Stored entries
==*==

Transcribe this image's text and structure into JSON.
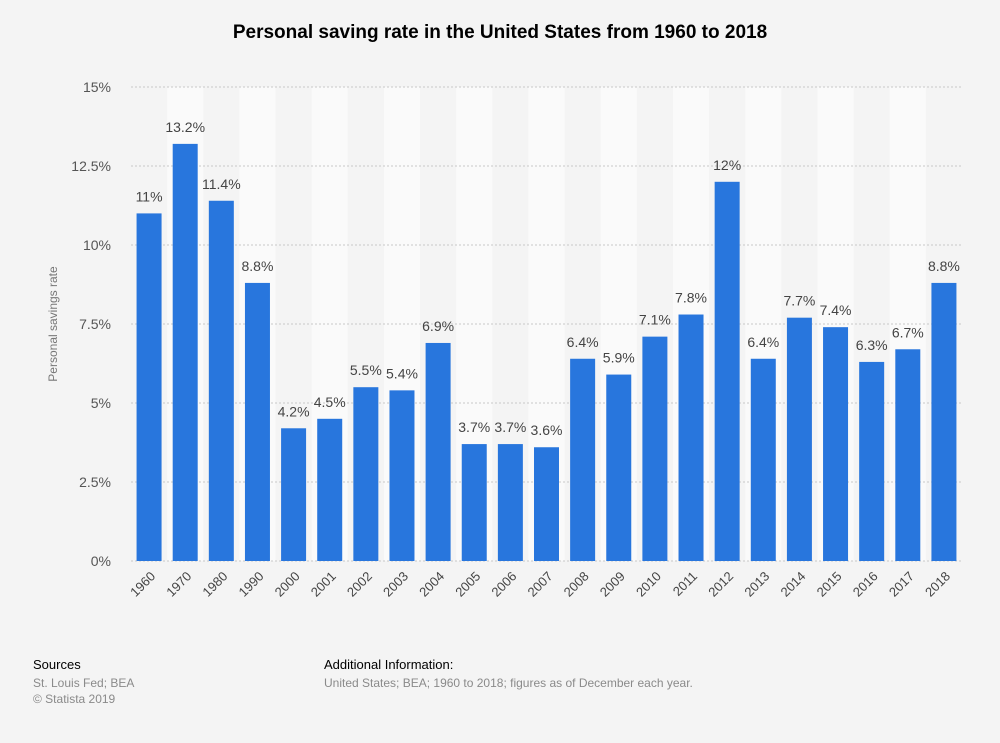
{
  "chart_data": {
    "type": "bar",
    "title": "Personal saving rate in the United States from 1960 to 2018",
    "xlabel": "",
    "ylabel": "Personal savings rate",
    "ylim": [
      0,
      15
    ],
    "yticks": [
      "0%",
      "2.5%",
      "5%",
      "7.5%",
      "10%",
      "12.5%",
      "15%"
    ],
    "ytick_values": [
      0,
      2.5,
      5,
      7.5,
      10,
      12.5,
      15
    ],
    "grid": true,
    "bar_color": "#2876dd",
    "categories": [
      "1960",
      "1970",
      "1980",
      "1990",
      "2000",
      "2001",
      "2002",
      "2003",
      "2004",
      "2005",
      "2006",
      "2007",
      "2008",
      "2009",
      "2010",
      "2011",
      "2012",
      "2013",
      "2014",
      "2015",
      "2016",
      "2017",
      "2018"
    ],
    "values": [
      11,
      13.2,
      11.4,
      8.8,
      4.2,
      4.5,
      5.5,
      5.4,
      6.9,
      3.7,
      3.7,
      3.6,
      6.4,
      5.9,
      7.1,
      7.8,
      12,
      6.4,
      7.7,
      7.4,
      6.3,
      6.7,
      8.8
    ],
    "data_labels": [
      "11%",
      "13.2%",
      "11.4%",
      "8.8%",
      "4.2%",
      "4.5%",
      "5.5%",
      "5.4%",
      "6.9%",
      "3.7%",
      "3.7%",
      "3.6%",
      "6.4%",
      "5.9%",
      "7.1%",
      "7.8%",
      "12%",
      "6.4%",
      "7.7%",
      "7.4%",
      "6.3%",
      "6.7%",
      "8.8%"
    ]
  },
  "footer": {
    "sources_heading": "Sources",
    "sources_text": "St. Louis Fed; BEA",
    "copyright": "© Statista 2019",
    "additional_heading": "Additional Information:",
    "additional_text": "United States; BEA; 1960 to 2018; figures as of December each year."
  }
}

==*==

> _What the exercise asks_:
Count the lines in which the string "Personal" appears, then report only that figure.

> _Complete answer_:
2